> [THE EXERCISE] Tally how many lines of these entries hold the string "long". Return the number alone.
::: RECORDS TO PROCESS :::
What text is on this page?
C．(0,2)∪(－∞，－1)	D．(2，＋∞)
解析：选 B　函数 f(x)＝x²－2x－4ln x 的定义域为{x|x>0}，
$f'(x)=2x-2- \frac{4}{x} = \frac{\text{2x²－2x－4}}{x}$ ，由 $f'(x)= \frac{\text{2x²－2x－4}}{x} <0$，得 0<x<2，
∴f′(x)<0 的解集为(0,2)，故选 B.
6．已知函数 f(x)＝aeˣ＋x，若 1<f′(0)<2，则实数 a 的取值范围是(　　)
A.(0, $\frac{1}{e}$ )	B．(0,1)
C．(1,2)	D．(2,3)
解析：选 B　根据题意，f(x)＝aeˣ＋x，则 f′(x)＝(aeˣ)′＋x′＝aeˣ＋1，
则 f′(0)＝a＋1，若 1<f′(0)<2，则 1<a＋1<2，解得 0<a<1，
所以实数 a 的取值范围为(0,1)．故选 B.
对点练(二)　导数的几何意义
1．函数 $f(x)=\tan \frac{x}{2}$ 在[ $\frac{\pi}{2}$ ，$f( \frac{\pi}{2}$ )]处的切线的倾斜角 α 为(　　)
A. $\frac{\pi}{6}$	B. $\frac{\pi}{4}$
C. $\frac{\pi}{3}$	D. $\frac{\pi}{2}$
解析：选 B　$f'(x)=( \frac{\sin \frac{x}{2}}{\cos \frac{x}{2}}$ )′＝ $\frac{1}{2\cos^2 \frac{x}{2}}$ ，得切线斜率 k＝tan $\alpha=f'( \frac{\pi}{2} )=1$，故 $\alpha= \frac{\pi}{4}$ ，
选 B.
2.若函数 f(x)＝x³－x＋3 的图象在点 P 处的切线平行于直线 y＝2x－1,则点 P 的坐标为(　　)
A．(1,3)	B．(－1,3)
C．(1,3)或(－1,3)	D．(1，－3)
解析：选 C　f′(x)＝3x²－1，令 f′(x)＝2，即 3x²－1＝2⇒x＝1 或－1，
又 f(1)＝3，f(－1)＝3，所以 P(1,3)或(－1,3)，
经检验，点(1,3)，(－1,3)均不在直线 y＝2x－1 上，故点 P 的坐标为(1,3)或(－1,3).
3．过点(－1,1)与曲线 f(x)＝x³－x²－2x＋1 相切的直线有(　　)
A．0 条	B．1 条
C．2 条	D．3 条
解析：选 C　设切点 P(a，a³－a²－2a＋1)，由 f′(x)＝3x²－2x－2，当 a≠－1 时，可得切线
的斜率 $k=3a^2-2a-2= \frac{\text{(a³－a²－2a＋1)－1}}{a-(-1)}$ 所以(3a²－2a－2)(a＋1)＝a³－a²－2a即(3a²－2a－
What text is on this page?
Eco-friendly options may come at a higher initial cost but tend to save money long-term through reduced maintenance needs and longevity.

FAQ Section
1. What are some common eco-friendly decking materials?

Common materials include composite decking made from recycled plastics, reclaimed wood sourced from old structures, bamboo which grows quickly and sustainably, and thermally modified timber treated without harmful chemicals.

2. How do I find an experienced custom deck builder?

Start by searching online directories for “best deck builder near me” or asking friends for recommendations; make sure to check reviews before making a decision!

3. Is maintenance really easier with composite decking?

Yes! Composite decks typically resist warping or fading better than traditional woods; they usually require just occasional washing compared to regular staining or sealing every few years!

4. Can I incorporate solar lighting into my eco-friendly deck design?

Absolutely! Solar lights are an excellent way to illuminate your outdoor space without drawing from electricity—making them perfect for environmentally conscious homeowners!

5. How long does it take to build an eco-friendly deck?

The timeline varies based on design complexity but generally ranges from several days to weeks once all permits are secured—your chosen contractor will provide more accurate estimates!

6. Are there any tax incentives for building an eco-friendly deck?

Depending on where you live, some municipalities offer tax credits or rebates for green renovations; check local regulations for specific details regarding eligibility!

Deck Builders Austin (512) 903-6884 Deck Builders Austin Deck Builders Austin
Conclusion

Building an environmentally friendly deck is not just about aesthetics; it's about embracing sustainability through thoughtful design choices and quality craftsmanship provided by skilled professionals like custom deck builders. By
:::
> [OUTPUT] 2